**TASK REQUIREMENTS**
Find the lines below that contain the string "chiste". Copy each one.

**Dataset records**
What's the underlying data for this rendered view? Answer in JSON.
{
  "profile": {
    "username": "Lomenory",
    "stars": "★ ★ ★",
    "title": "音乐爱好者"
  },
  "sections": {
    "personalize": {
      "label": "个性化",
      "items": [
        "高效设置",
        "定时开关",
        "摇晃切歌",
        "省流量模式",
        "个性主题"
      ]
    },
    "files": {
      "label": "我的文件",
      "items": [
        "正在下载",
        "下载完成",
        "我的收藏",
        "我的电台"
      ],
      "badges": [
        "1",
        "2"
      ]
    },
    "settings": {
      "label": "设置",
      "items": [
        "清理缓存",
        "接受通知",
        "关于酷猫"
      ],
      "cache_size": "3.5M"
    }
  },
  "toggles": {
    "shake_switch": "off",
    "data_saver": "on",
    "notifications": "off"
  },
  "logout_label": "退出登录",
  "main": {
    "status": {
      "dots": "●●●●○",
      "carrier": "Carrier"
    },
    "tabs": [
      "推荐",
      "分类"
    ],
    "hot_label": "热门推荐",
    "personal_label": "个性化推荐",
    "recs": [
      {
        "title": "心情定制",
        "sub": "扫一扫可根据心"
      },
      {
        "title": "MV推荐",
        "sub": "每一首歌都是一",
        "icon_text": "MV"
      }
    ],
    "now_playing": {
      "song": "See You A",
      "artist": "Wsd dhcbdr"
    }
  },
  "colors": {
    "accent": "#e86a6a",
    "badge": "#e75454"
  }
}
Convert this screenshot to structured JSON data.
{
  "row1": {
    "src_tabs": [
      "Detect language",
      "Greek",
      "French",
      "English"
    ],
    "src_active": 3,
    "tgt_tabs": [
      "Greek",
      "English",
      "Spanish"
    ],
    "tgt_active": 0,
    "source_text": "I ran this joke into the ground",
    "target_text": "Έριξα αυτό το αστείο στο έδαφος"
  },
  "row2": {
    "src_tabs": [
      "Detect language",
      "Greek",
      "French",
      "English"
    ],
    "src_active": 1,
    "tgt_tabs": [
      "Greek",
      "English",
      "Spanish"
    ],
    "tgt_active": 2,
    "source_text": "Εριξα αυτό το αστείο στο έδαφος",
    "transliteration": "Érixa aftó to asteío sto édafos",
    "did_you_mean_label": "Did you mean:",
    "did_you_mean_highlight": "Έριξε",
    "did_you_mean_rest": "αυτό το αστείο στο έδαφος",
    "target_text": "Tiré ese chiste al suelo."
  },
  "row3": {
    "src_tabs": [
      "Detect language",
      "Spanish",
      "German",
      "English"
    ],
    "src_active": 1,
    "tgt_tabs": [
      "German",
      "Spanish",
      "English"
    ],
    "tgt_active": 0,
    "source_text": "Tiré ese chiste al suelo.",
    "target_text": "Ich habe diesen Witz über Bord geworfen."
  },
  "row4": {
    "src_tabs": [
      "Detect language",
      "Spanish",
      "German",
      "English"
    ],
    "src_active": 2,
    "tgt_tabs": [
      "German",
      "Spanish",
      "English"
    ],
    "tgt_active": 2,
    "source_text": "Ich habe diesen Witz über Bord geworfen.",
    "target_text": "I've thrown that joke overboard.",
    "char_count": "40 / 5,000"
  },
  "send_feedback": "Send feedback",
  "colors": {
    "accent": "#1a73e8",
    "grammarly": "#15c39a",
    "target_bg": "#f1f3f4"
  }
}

**FULL ANSWER**
    "target_text": "Tiré ese chiste al suelo."
    "source_text": "Tiré ese chiste al suelo.",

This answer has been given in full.